[Directions for this task] Filter this material down to the lines that hold "μαθὼν", copying each one.

+ + +

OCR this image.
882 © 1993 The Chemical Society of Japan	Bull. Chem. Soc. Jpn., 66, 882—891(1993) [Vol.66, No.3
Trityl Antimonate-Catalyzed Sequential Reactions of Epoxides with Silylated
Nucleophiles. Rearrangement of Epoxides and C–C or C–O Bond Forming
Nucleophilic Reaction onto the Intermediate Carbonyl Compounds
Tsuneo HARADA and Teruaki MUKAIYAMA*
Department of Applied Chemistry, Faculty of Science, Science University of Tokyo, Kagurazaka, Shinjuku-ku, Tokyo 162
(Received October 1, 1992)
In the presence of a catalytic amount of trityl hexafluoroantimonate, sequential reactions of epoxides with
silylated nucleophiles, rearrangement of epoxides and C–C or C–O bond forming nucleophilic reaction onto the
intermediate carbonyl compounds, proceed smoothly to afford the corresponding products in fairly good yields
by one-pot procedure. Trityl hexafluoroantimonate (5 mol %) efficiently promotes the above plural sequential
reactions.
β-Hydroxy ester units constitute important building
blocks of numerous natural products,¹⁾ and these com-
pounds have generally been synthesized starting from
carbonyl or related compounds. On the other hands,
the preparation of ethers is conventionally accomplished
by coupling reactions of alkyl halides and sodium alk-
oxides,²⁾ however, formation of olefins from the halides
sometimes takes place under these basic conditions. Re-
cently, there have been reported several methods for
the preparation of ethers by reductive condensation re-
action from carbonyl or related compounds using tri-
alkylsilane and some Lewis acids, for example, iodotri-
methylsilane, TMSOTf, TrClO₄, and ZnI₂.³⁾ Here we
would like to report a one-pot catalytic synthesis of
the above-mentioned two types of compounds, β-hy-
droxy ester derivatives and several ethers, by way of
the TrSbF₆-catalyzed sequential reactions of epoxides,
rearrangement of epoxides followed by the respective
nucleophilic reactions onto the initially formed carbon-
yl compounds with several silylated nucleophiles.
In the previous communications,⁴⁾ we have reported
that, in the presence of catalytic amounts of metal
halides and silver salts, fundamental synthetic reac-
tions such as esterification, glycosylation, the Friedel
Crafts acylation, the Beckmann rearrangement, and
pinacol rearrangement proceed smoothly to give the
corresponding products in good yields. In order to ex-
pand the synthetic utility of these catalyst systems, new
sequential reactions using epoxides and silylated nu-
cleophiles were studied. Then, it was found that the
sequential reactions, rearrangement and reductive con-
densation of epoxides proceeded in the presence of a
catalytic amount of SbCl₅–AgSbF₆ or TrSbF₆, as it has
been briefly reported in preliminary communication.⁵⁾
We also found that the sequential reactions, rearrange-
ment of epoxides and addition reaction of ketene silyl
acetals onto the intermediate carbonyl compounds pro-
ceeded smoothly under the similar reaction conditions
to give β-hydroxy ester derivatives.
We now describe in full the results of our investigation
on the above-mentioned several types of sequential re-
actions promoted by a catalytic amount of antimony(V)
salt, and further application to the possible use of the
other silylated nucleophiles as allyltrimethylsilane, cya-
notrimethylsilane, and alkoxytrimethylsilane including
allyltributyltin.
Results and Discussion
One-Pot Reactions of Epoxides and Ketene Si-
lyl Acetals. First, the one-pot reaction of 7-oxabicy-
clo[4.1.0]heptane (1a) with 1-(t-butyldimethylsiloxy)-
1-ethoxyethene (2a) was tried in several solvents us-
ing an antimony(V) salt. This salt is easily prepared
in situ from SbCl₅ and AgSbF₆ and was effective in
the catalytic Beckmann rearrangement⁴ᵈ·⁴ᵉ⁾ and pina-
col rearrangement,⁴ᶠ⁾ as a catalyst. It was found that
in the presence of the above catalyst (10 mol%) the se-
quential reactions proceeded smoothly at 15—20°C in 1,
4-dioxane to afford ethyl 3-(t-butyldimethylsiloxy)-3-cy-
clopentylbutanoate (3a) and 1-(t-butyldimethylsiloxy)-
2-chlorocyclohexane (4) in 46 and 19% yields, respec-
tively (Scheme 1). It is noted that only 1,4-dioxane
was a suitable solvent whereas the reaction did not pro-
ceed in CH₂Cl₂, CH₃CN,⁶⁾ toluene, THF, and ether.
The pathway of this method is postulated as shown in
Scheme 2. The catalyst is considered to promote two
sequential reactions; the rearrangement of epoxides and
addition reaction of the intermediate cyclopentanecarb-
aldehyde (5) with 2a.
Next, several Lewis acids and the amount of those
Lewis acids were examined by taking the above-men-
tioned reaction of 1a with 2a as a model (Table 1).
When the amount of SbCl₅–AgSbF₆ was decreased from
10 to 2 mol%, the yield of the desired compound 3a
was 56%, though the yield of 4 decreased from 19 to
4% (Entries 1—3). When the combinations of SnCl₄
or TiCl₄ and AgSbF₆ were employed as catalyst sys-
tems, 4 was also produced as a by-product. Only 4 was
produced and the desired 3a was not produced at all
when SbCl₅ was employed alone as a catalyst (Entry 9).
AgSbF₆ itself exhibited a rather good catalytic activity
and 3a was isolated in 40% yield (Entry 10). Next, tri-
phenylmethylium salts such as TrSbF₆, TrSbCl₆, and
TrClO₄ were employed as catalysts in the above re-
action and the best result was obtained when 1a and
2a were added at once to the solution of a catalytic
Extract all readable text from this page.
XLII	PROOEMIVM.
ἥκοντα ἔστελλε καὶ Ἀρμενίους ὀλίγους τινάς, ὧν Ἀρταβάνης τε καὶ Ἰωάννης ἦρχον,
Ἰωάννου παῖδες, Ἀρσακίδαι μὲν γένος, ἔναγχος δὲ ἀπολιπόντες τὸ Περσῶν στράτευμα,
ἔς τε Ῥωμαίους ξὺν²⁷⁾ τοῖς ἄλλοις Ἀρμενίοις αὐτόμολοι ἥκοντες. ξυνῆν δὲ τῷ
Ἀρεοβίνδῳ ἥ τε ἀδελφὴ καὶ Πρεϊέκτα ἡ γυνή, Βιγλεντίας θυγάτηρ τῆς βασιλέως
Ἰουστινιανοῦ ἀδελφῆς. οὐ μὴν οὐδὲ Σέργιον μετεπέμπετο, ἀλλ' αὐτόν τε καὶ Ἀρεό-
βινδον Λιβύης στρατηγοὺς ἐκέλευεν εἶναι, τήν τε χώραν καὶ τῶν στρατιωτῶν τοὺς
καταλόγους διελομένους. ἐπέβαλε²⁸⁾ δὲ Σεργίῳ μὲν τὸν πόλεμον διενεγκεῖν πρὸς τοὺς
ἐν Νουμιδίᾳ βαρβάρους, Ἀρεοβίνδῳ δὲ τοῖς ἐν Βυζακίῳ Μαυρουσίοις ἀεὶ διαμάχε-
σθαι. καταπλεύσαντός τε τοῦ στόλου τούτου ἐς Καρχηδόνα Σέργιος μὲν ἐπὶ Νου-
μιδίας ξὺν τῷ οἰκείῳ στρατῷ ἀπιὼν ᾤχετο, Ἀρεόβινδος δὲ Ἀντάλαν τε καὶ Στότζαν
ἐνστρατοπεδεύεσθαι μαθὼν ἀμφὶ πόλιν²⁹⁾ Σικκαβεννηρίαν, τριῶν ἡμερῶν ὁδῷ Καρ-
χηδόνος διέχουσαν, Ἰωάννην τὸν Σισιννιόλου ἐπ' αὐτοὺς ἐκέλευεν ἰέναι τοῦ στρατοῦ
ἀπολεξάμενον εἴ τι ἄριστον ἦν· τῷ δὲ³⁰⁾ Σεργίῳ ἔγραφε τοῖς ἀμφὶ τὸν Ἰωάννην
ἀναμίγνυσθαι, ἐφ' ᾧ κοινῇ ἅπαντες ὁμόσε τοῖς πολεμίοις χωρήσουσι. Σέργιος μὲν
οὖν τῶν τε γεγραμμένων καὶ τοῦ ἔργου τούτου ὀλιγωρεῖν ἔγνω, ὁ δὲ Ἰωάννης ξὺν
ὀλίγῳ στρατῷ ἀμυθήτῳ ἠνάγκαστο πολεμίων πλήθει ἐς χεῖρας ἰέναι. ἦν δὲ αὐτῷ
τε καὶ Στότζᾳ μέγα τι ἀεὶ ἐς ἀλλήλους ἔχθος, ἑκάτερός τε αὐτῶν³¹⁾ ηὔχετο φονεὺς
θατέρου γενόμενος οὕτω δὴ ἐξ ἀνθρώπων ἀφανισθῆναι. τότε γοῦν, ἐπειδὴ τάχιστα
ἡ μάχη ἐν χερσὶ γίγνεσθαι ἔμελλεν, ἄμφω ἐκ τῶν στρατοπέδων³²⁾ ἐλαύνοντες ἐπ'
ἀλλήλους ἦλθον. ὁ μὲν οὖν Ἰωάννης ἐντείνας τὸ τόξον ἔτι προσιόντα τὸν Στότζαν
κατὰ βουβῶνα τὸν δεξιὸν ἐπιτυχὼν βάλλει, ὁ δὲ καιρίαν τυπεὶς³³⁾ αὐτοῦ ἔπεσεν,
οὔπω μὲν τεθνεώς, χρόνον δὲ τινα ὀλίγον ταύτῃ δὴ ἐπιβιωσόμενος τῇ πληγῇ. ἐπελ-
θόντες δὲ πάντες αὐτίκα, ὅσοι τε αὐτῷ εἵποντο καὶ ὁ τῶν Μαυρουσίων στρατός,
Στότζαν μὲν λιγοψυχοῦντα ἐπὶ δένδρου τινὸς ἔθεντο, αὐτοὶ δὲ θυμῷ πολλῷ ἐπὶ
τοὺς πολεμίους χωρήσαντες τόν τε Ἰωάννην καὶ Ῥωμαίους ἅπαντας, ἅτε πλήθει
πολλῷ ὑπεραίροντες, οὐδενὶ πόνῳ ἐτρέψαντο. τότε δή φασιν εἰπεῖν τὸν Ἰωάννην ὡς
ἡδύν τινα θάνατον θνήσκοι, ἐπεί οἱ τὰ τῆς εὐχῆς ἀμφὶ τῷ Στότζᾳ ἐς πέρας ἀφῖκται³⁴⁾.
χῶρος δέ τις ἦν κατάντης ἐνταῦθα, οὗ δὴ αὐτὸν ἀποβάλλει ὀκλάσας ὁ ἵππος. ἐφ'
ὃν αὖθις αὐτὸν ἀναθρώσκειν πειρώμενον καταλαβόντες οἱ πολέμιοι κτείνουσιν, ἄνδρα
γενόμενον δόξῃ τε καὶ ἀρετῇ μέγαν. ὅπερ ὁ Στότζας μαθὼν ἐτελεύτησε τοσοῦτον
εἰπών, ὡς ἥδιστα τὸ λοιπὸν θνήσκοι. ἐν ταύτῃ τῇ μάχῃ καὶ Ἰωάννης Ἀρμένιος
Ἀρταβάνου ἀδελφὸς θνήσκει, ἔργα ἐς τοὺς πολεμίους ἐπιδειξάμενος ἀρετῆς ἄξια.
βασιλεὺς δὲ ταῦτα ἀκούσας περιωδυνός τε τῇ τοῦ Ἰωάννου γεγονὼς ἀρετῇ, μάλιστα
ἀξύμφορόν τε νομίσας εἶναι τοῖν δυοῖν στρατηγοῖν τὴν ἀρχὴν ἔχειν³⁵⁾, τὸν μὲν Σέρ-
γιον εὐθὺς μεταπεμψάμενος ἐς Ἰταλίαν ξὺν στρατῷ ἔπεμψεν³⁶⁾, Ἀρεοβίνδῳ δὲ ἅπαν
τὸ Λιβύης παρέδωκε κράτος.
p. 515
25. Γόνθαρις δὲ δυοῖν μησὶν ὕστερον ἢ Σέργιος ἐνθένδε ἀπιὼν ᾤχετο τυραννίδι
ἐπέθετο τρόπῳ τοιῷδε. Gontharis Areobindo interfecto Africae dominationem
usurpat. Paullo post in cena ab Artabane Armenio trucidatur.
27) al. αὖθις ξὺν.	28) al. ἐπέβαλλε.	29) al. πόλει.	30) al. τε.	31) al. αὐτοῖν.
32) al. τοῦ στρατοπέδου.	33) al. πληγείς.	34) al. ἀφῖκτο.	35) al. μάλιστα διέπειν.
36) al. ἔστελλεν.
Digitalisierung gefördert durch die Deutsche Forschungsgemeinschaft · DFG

+ + +

[Answer to the exercise]
ἐνστρατοπεδεύεσθαι μαθὼν ἀμφὶ πόλιν²⁹⁾ Σικκαβεννηρίαν, τριῶν ἡμερῶν ὁδῷ Καρ-
γενόμενον δόξῃ τε καὶ ἀρετῇ μέγαν. ὅπερ ὁ Στότζας μαθὼν ἐτελεύτησε τοσοῦτον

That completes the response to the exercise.